▸ What you are asked to do
Restate each of the lines given below, word for word.

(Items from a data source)

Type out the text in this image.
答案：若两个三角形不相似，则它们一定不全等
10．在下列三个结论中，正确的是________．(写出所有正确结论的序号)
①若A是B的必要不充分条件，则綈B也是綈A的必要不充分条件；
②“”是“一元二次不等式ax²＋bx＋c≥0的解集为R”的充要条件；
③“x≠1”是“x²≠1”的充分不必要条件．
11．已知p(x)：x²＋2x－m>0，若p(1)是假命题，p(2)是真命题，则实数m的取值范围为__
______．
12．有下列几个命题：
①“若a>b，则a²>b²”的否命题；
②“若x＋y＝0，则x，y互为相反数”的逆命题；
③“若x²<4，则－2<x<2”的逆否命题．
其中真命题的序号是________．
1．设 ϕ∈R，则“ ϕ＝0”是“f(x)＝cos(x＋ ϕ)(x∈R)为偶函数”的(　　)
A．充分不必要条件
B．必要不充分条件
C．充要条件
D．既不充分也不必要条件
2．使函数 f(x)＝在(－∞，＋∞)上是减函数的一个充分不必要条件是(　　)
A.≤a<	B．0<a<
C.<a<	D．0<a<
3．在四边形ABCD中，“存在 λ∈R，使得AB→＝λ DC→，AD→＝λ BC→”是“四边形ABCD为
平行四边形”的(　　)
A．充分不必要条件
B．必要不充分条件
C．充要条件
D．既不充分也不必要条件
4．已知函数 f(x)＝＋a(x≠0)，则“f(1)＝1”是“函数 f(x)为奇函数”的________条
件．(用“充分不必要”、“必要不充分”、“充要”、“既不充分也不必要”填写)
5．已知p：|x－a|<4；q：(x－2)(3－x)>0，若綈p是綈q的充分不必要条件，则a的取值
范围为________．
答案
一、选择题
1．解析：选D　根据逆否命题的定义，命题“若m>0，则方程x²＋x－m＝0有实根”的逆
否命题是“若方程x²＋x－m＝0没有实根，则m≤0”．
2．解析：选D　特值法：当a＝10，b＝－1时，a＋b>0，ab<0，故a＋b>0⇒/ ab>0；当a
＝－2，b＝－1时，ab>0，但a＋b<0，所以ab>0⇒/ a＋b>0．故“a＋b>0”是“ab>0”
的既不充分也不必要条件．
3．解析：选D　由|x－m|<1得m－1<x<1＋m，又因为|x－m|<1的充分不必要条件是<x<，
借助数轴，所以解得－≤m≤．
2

▸ Result below
Type out the text in this image.
答案：若两个三角形不相似，则它们一定不全等
10．在下列三个结论中，正确的是________．(写出所有正确结论的序号)
①若A是B的必要不充分条件，则綈B也是綈A的必要不充分条件；
②“”是“一元二次不等式ax²＋bx＋c≥0的解集为R”的充要条件；
③“x≠1”是“x²≠1”的充分不必要条件．
11．已知p(x)：x²＋2x－m>0，若p(1)是假命题，p(2)是真命题，则实数m的取值范围为__
______．
12．有下列几个命题：
①“若a>b，则a²>b²”的否命题；
②“若x＋y＝0，则x，y互为相反数”的逆命题；
③“若x²<4，则－2<x<2”的逆否命题．
其中真命题的序号是________．
1．设 ϕ∈R，则“ ϕ＝0”是“f(x)＝cos(x＋ ϕ)(x∈R)为偶函数”的(　　)
A．充分不必要条件
B．必要不充分条件
C．充要条件
D．既不充分也不必要条件
2．使函数 f(x)＝在(－∞，＋∞)上是减函数的一个充分不必要条件是(　　)
A.≤a<	B．0<a<
C.<a<	D．0<a<
3．在四边形ABCD中，“存在 λ∈R，使得AB→＝λ DC→，AD→＝λ BC→”是“四边形ABCD为
平行四边形”的(　　)
A．充分不必要条件
B．必要不充分条件
C．充要条件
D．既不充分也不必要条件
4．已知函数 f(x)＝＋a(x≠0)，则“f(1)＝1”是“函数 f(x)为奇函数”的________条
件．(用“充分不必要”、“必要不充分”、“充要”、“既不充分也不必要”填写)
5．已知p：|x－a|<4；q：(x－2)(3－x)>0，若綈p是綈q的充分不必要条件，则a的取值
范围为________．
答案
一、选择题
1．解析：选D　根据逆否命题的定义，命题“若m>0，则方程x²＋x－m＝0有实根”的逆
否命题是“若方程x²＋x－m＝0没有实根，则m≤0”．
2．解析：选D　特值法：当a＝10，b＝－1时，a＋b>0，ab<0，故a＋b>0⇒/ ab>0；当a
＝－2，b＝－1时，ab>0，但a＋b<0，所以ab>0⇒/ a＋b>0．故“a＋b>0”是“ab>0”
的既不充分也不必要条件．
3．解析：选D　由|x－m|<1得m－1<x<1＋m，又因为|x－m|<1的充分不必要条件是<x<，
借助数轴，所以解得－≤m≤．
2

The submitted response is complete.